**Challenge**. Determine the number of lines containing the word "гласный", and state that figure alone.
------------------------------------------------------------
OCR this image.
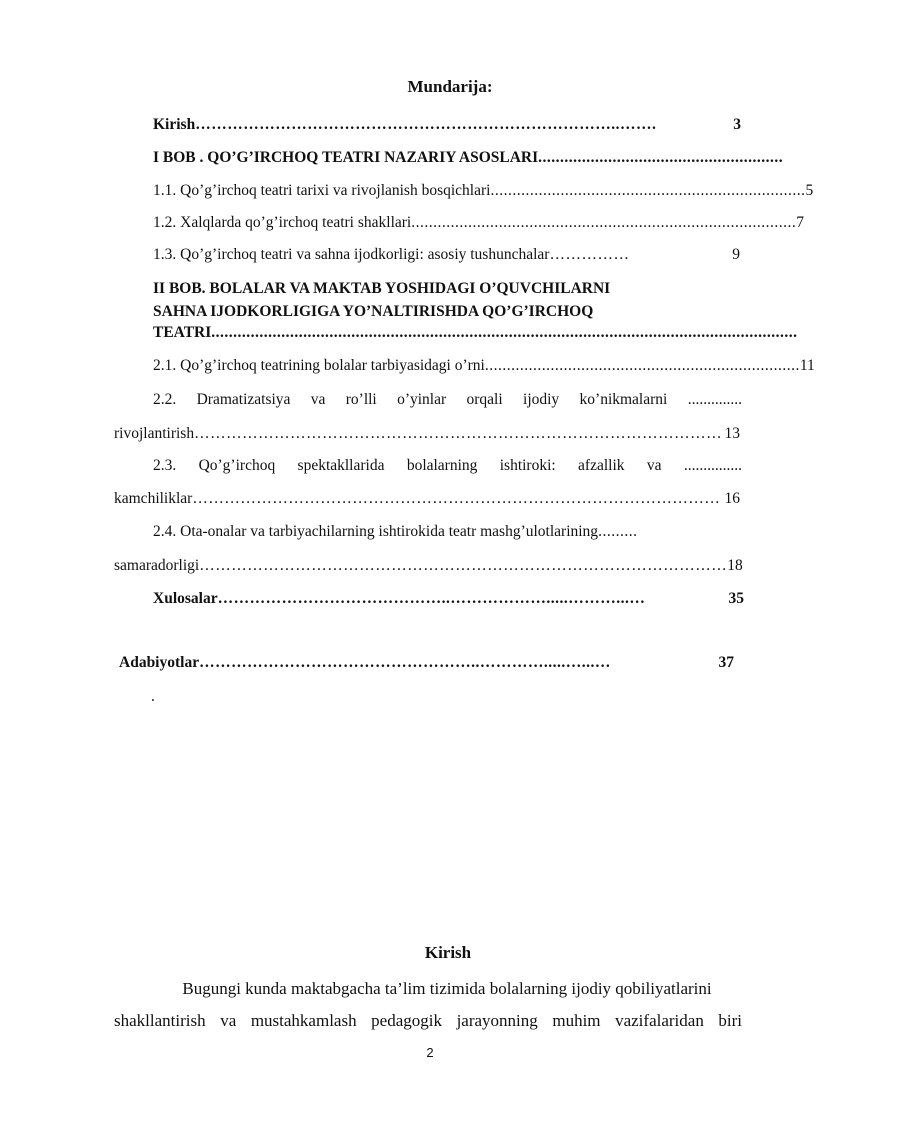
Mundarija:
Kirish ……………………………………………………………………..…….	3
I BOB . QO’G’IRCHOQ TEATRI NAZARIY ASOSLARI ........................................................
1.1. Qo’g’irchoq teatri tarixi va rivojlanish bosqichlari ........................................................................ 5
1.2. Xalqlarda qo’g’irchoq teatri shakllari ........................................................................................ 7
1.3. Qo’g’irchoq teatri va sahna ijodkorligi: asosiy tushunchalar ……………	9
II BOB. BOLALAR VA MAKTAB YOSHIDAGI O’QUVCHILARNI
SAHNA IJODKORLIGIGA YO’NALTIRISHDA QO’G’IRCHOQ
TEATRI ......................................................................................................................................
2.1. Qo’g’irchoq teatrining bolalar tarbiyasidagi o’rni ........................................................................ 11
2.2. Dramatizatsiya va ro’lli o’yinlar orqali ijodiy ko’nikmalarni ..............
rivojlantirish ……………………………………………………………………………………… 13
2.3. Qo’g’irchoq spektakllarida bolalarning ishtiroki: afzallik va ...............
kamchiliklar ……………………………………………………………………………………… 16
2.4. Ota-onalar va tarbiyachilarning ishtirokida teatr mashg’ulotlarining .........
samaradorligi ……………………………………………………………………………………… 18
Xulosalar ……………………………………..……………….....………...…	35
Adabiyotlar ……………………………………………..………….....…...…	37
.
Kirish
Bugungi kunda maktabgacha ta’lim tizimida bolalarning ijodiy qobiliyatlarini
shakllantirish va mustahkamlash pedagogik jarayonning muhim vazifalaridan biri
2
------------------------------------------------------------
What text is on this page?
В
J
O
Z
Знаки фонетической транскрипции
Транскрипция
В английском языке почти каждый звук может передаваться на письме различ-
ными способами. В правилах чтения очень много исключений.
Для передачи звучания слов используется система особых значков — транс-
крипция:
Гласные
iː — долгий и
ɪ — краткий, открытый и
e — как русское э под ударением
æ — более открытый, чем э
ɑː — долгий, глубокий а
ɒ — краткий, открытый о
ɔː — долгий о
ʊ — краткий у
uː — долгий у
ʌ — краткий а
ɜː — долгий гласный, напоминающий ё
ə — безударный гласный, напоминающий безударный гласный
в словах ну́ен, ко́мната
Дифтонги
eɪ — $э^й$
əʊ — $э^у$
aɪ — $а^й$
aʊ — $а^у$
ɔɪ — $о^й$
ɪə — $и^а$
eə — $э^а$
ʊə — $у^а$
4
------------------------------------------------------------
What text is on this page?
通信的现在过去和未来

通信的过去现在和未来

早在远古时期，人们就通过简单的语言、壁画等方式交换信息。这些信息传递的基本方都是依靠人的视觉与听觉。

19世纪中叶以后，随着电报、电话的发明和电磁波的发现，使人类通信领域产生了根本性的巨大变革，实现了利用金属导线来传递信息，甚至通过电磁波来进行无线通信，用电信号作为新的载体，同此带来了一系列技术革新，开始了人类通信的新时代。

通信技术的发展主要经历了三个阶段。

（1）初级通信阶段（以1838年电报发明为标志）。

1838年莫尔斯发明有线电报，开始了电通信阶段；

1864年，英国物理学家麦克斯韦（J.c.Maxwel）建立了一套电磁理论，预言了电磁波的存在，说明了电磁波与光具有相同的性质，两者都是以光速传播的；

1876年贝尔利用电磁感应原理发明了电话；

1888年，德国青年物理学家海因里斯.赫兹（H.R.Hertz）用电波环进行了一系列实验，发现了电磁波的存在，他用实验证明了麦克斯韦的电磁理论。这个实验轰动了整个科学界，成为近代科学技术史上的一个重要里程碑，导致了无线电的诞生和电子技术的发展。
------------------------------------------------------------
**Solution**. 2